=== Begin Enclosure ===

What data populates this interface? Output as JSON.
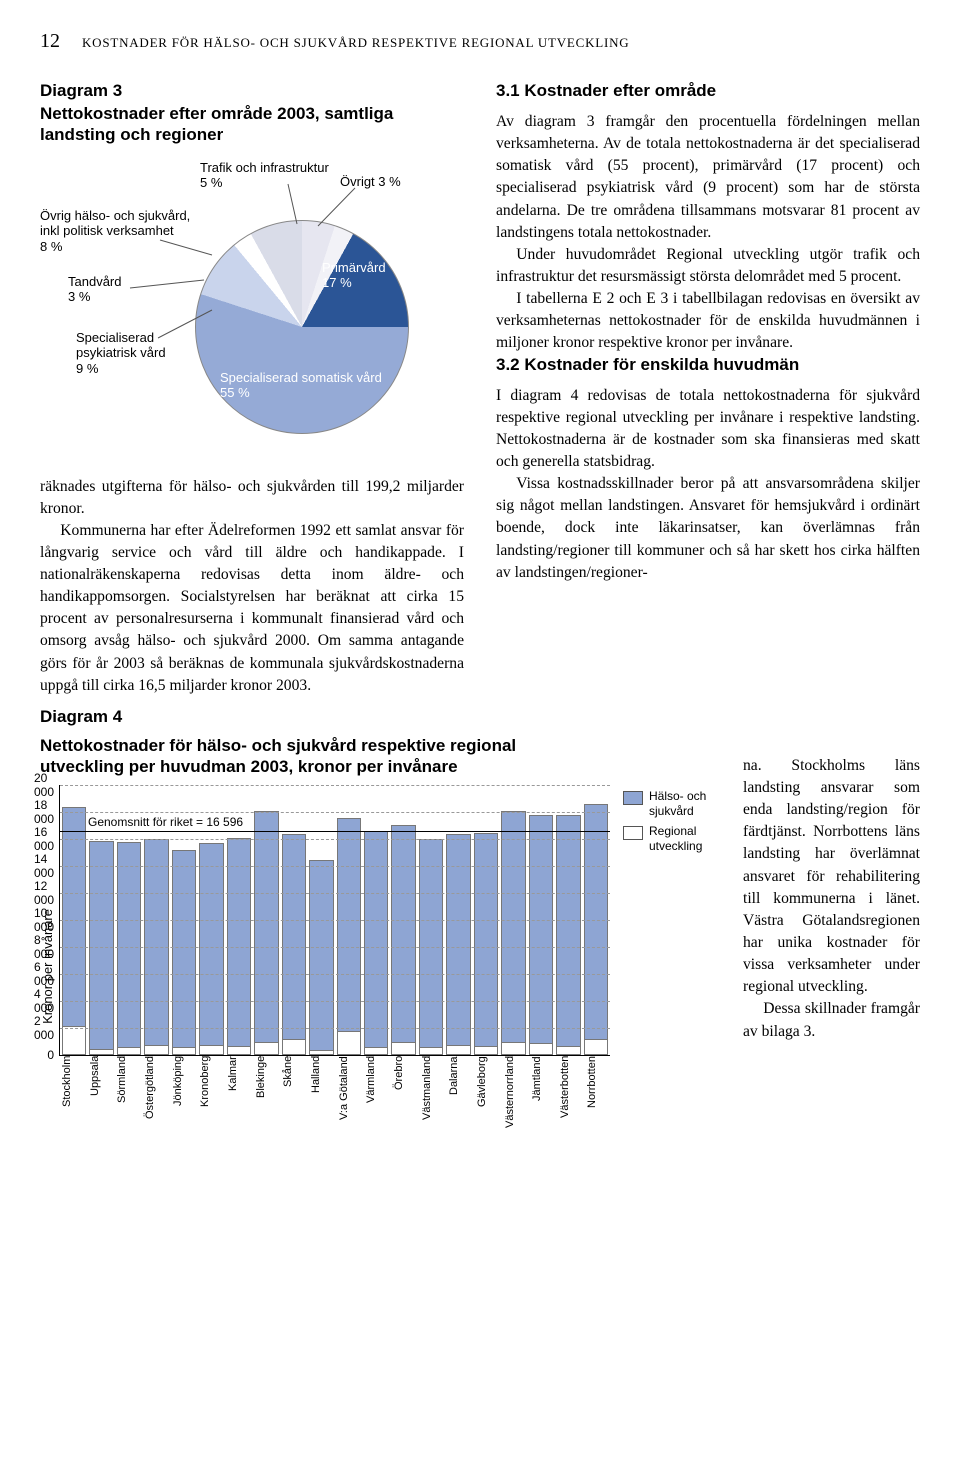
{
  "page": {
    "number": "12",
    "running_head": "KOSTNADER FÖR HÄLSO- OCH SJUKVÅRD RESPEKTIVE REGIONAL UTVECKLING"
  },
  "diagram3": {
    "title_line1": "Diagram 3",
    "title_line2": "Nettokostnader efter område 2003, samtliga landsting och regioner",
    "type": "pie",
    "slices": [
      {
        "label": "Trafik och infrastruktur",
        "value": 5,
        "color": "#e6e6f0"
      },
      {
        "label": "Övrigt",
        "value": 3,
        "color": "#f2f2f7"
      },
      {
        "label": "Primärvård",
        "value": 17,
        "color": "#2b5596"
      },
      {
        "label": "Specialiserad somatisk vård",
        "value": 55,
        "color": "#95aad6"
      },
      {
        "label": "Specialiserad psykiatrisk vård",
        "value": 9,
        "color": "#c9d4ec"
      },
      {
        "label": "Tandvård",
        "value": 3,
        "color": "#ffffff"
      },
      {
        "label": "Övrig hälso- och sjukvård, inkl politisk verksamhet",
        "value": 8,
        "color": "#d9dce8"
      }
    ],
    "callouts": {
      "trafik": "Trafik och infrastruktur\n5 %",
      "ovrigt": "Övrigt 3 %",
      "primar": "Primärvård\n17 %",
      "somatisk": "Specialiserad somatisk vård\n55 %",
      "psyk": "Specialiserad\npsykiatrisk vård\n9 %",
      "tand": "Tandvård\n3 %",
      "ovrighs": "Övrig hälso- och sjukvård,\ninkl politisk verksamhet\n8 %"
    }
  },
  "left_para1": "räknades utgifterna för hälso- och sjukvården till 199,2 miljarder kronor.",
  "left_para2": "Kommunerna har efter Ädelreformen 1992 ett samlat ansvar för långvarig service och vård till äldre och handikappade. I nationalräkenskaperna redovisas detta inom äldre- och handikappomsorgen. Socialstyrelsen har beräknat att cirka 15 procent av personalresurserna i kommunalt finansierad vård och omsorg avsåg hälso- och sjukvård 2000. Om samma antagande görs för år 2003 så beräknas de kommunala sjukvårdskostnaderna uppgå till cirka 16,5 miljarder kronor 2003.",
  "sec31": {
    "heading": "3.1  Kostnader efter område",
    "p1": "Av diagram 3 framgår den procentuella fördelningen mellan verksamheterna. Av de totala nettokostnaderna är det specialiserad somatisk vård (55 procent), primärvård (17 procent) och specialiserad psykiatrisk vård (9 procent) som har de största andelarna. De tre områdena tillsammans motsvarar 81 procent av landstingens totala nettokostnader.",
    "p2": "Under huvudområdet Regional utveckling utgör trafik och infrastruktur det resursmässigt största delområdet med 5 procent.",
    "p3": "I tabellerna E 2 och E 3 i tabellbilagan redovisas en översikt av verksamheternas nettokostnader för de enskilda huvudmännen i miljoner kronor respektive kronor per invånare."
  },
  "sec32": {
    "heading": "3.2  Kostnader för enskilda huvudmän",
    "p1": "I diagram 4 redovisas de totala nettokostnaderna för sjukvård respektive regional utveckling per invånare i respektive landsting. Nettokostnaderna är de kostnader som ska finansieras med skatt och generella statsbidrag.",
    "p2": "Vissa kostnadsskillnader beror på att ansvarsområdena skiljer sig något mellan landstingen. Ansvaret för hemsjukvård i ordinärt boende, dock inte läkarinsatser, kan överlämnas från landsting/regioner till kommuner och så har skett hos cirka hälften av landstingen/regioner-",
    "p2tail": "na. Stockholms läns landsting ansvarar som enda landsting/region för färdtjänst. Norrbottens läns landsting har överlämnat ansvaret för rehabilitering till kommunerna i länet. Västra Götalandsregionen har unika kostnader för vissa verksamheter under regional utveckling.",
    "p3": "Dessa skillnader framgår av bilaga 3."
  },
  "diagram4": {
    "title_line1": "Diagram 4",
    "title_line2": "Nettokostnader för hälso- och sjukvård respektive regional utveckling per huvudman 2003, kronor per invånare",
    "type": "stacked-bar",
    "ylabel": "Kronor per invånare",
    "ylim": [
      0,
      20000
    ],
    "ytick_step": 2000,
    "average_label": "Genomsnitt för riket = 16 596",
    "average_value": 16596,
    "legend": [
      {
        "label": "Hälso- och sjukvård",
        "color": "#8ea5d3"
      },
      {
        "label": "Regional utveckling",
        "color": "#ffffff"
      }
    ],
    "categories": [
      "Stockholm",
      "Uppsala",
      "Sörmland",
      "Östergötland",
      "Jönköping",
      "Kronoberg",
      "Kalmar",
      "Blekinge",
      "Skåne",
      "Halland",
      "V:a Götaland",
      "Värmland",
      "Örebro",
      "Västmanland",
      "Dalarna",
      "Gävleborg",
      "Västernorrland",
      "Jämtland",
      "Västerbotten",
      "Norrbotten"
    ],
    "series_halso": [
      16200,
      15400,
      15200,
      15200,
      14600,
      14900,
      15400,
      17100,
      15200,
      14100,
      15800,
      16000,
      16100,
      15400,
      15600,
      15800,
      17100,
      16900,
      17100,
      17400
    ],
    "series_regional": [
      2200,
      500,
      600,
      800,
      600,
      800,
      700,
      1000,
      1200,
      400,
      1800,
      600,
      1000,
      600,
      800,
      700,
      1000,
      900,
      700,
      1200
    ],
    "bar_colors": {
      "top": "#8ea5d3",
      "bottom": "#ffffff",
      "border": "#777"
    },
    "grid_color": "#999",
    "background_color": "#ffffff"
  }
}
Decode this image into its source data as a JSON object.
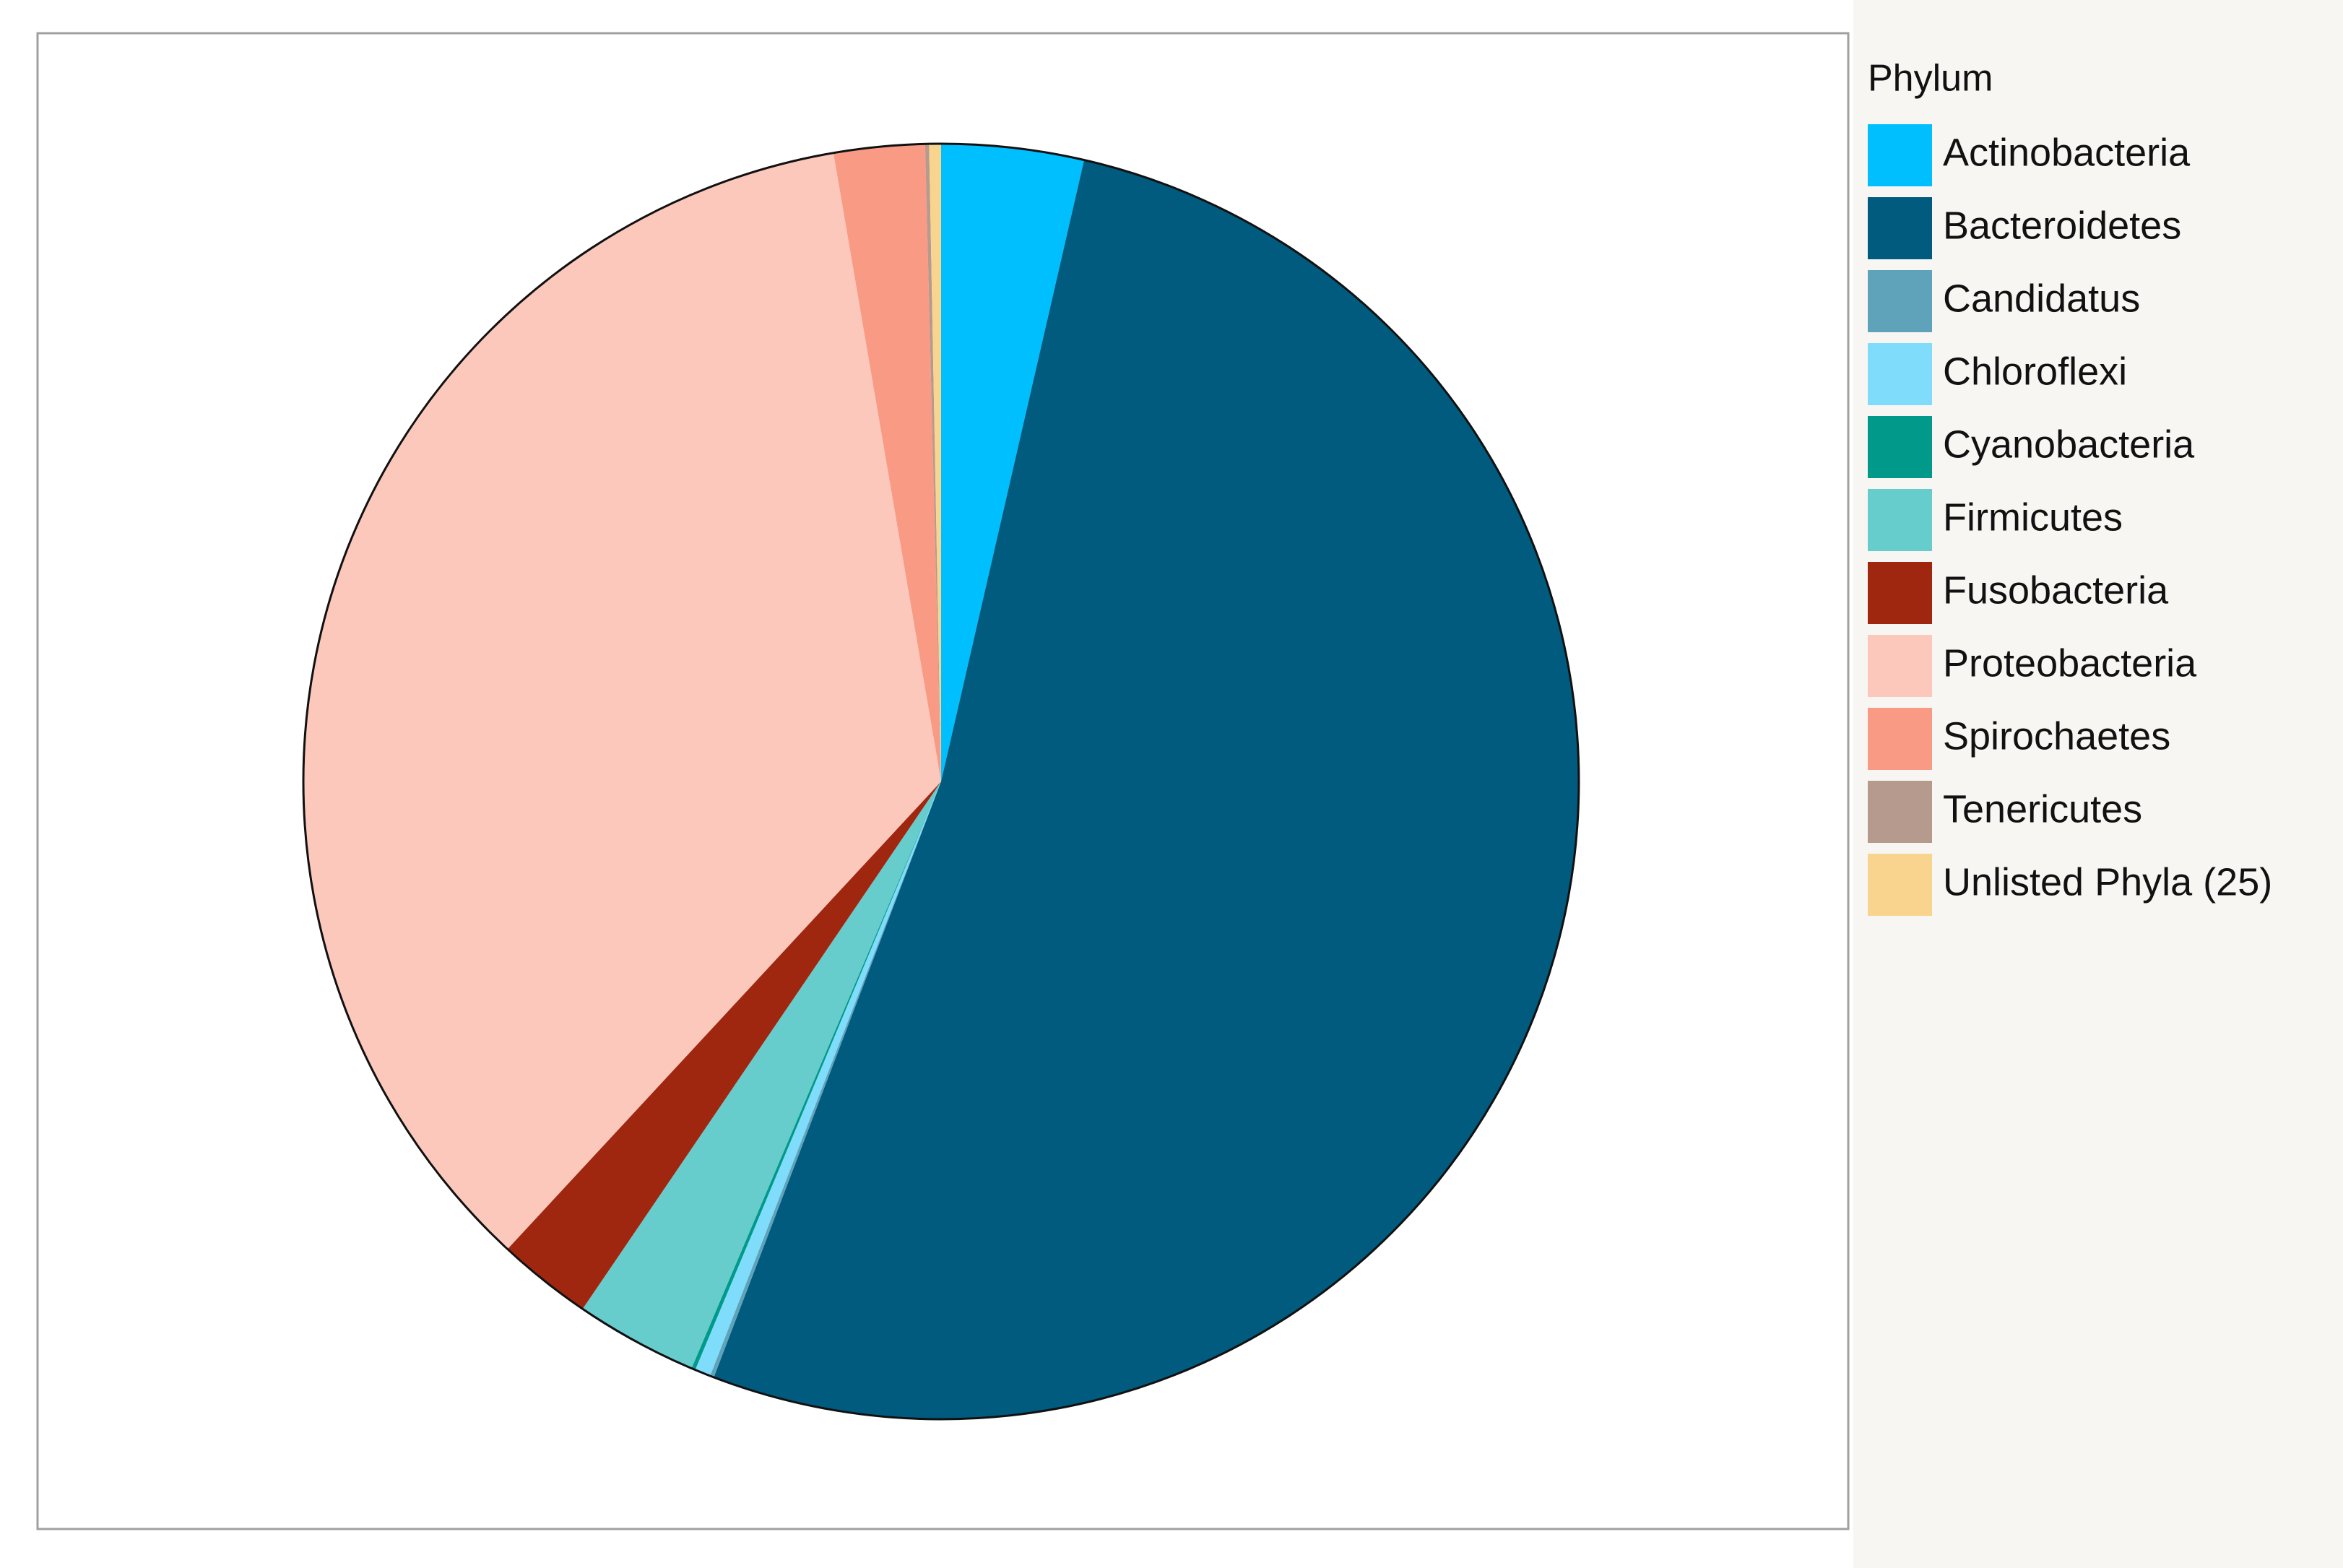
{
  "chart_data": {
    "type": "pie",
    "legend_title": "Phylum",
    "legend": "right",
    "categories": [
      "Actinobacteria",
      "Bacteroidetes",
      "Candidatus",
      "Chloroflexi",
      "Cyanobacteria",
      "Firmicutes",
      "Fusobacteria",
      "Proteobacteria",
      "Spirochaetes",
      "Tenericutes",
      "Unlisted Phyla (25)"
    ],
    "values": [
      3.6,
      52.2,
      0.1,
      0.4,
      0.1,
      3.1,
      2.4,
      35.4,
      2.3,
      0.1,
      0.3
    ],
    "colors": [
      "#00bfff",
      "#005b7f",
      "#5fa3bb",
      "#7fdcfa",
      "#00998a",
      "#66cccc",
      "#a0270f",
      "#fdc8bc",
      "#f99a85",
      "#b59a8d",
      "#f8d48f"
    ]
  }
}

=== End Enclosure ===

## What is expected
All of the material must be repeated exactly in the answer, apart from the pictures.

## Exercise result
What data populates this interface? Output as JSON.
{
  "page": {
    "number": "12",
    "running_head": "KOSTNADER FÖR HÄLSO- OCH SJUKVÅRD RESPEKTIVE REGIONAL UTVECKLING"
  },
  "diagram3": {
    "title_line1": "Diagram 3",
    "title_line2": "Nettokostnader efter område 2003, samtliga landsting och regioner",
    "type": "pie",
    "slices": [
      {
        "label": "Trafik och infrastruktur",
        "value": 5,
        "color": "#e6e6f0"
      },
      {
        "label": "Övrigt",
        "value": 3,
        "color": "#f2f2f7"
      },
      {
        "label": "Primärvård",
        "value": 17,
        "color": "#2b5596"
      },
      {
        "label": "Specialiserad somatisk vård",
        "value": 55,
        "color": "#95aad6"
      },
      {
        "label": "Specialiserad psykiatrisk vård",
        "value": 9,
        "color": "#c9d4ec"
      },
      {
        "label": "Tandvård",
        "value": 3,
        "color": "#ffffff"
      },
      {
        "label": "Övrig hälso- och sjukvård, inkl politisk verksamhet",
        "value": 8,
        "color": "#d9dce8"
      }
    ],
    "callouts": {
      "trafik": "Trafik och infrastruktur\n5 %",
      "ovrigt": "Övrigt 3 %",
      "primar": "Primärvård\n17 %",
      "somatisk": "Specialiserad somatisk vård\n55 %",
      "psyk": "Specialiserad\npsykiatrisk vård\n9 %",
      "tand": "Tandvård\n3 %",
      "ovrighs": "Övrig hälso- och sjukvård,\ninkl politisk verksamhet\n8 %"
    }
  },
  "left_para1": "räknades utgifterna för hälso- och sjukvården till 199,2 miljarder kronor.",
  "left_para2": "Kommunerna har efter Ädelreformen 1992 ett samlat ansvar för långvarig service och vård till äldre och handikappade. I nationalräkenskaperna redovisas detta inom äldre- och handikappomsorgen. Socialstyrelsen har beräknat att cirka 15 procent av personalresurserna i kommunalt finansierad vård och omsorg avsåg hälso- och sjukvård 2000. Om samma antagande görs för år 2003 så beräknas de kommunala sjukvårdskostnaderna uppgå till cirka 16,5 miljarder kronor 2003.",
  "sec31": {
    "heading": "3.1  Kostnader efter område",
    "p1": "Av diagram 3 framgår den procentuella fördelningen mellan verksamheterna. Av de totala nettokostnaderna är det specialiserad somatisk vård (55 procent), primärvård (17 procent) och specialiserad psykiatrisk vård (9 procent) som har de största andelarna. De tre områdena tillsammans motsvarar 81 procent av landstingens totala nettokostnader.",
    "p2": "Under huvudområdet Regional utveckling utgör trafik och infrastruktur det resursmässigt största delområdet med 5 procent.",
    "p3": "I tabellerna E 2 och E 3 i tabellbilagan redovisas en översikt av verksamheternas nettokostnader för de enskilda huvudmännen i miljoner kronor respektive kronor per invånare."
  },
  "sec32": {
    "heading": "3.2  Kostnader för enskilda huvudmän",
    "p1": "I diagram 4 redovisas de totala nettokostnaderna för sjukvård respektive regional utveckling per invånare i respektive landsting. Nettokostnaderna är de kostnader som ska finansieras med skatt och generella statsbidrag.",
    "p2": "Vissa kostnadsskillnader beror på att ansvarsområdena skiljer sig något mellan landstingen. Ansvaret för hemsjukvård i ordinärt boende, dock inte läkarinsatser, kan överlämnas från landsting/regioner till kommuner och så har skett hos cirka hälften av landstingen/regioner-",
    "p2tail": "na. Stockholms läns landsting ansvarar som enda landsting/region för färdtjänst. Norrbottens läns landsting har överlämnat ansvaret för rehabilitering till kommunerna i länet. Västra Götalandsregionen har unika kostnader för vissa verksamheter under regional utveckling.",
    "p3": "Dessa skillnader framgår av bilaga 3."
  },
  "diagram4": {
    "title_line1": "Diagram 4",
    "title_line2": "Nettokostnader för hälso- och sjukvård respektive regional utveckling per huvudman 2003, kronor per invånare",
    "type": "stacked-bar",
    "ylabel": "Kronor per invånare",
    "ylim": [
      0,
      20000
    ],
    "ytick_step": 2000,
    "average_label": "Genomsnitt för riket = 16 596",
    "average_value": 16596,
    "legend": [
      {
        "label": "Hälso- och sjukvård",
        "color": "#8ea5d3"
      },
      {
        "label": "Regional utveckling",
        "color": "#ffffff"
      }
    ],
    "categories": [
      "Stockholm",
      "Uppsala",
      "Sörmland",
      "Östergötland",
      "Jönköping",
      "Kronoberg",
      "Kalmar",
      "Blekinge",
      "Skåne",
      "Halland",
      "V:a Götaland",
      "Värmland",
      "Örebro",
      "Västmanland",
      "Dalarna",
      "Gävleborg",
      "Västernorrland",
      "Jämtland",
      "Västerbotten",
      "Norrbotten"
    ],
    "series_halso": [
      16200,
      15400,
      15200,
      15200,
      14600,
      14900,
      15400,
      17100,
      15200,
      14100,
      15800,
      16000,
      16100,
      15400,
      15600,
      15800,
      17100,
      16900,
      17100,
      17400
    ],
    "series_regional": [
      2200,
      500,
      600,
      800,
      600,
      800,
      700,
      1000,
      1200,
      400,
      1800,
      600,
      1000,
      600,
      800,
      700,
      1000,
      900,
      700,
      1200
    ],
    "bar_colors": {
      "top": "#8ea5d3",
      "bottom": "#ffffff",
      "border": "#777"
    },
    "grid_color": "#999",
    "background_color": "#ffffff"
  }
}
Decode this image into its source data as a JSON object.
{
  "chart_data": {
    "type": "pie",
    "legend_title": "Phylum",
    "legend": "right",
    "categories": [
      "Actinobacteria",
      "Bacteroidetes",
      "Candidatus",
      "Chloroflexi",
      "Cyanobacteria",
      "Firmicutes",
      "Fusobacteria",
      "Proteobacteria",
      "Spirochaetes",
      "Tenericutes",
      "Unlisted Phyla (25)"
    ],
    "values": [
      3.6,
      52.2,
      0.1,
      0.4,
      0.1,
      3.1,
      2.4,
      35.4,
      2.3,
      0.1,
      0.3
    ],
    "colors": [
      "#00bfff",
      "#005b7f",
      "#5fa3bb",
      "#7fdcfa",
      "#00998a",
      "#66cccc",
      "#a0270f",
      "#fdc8bc",
      "#f99a85",
      "#b59a8d",
      "#f8d48f"
    ]
  }
}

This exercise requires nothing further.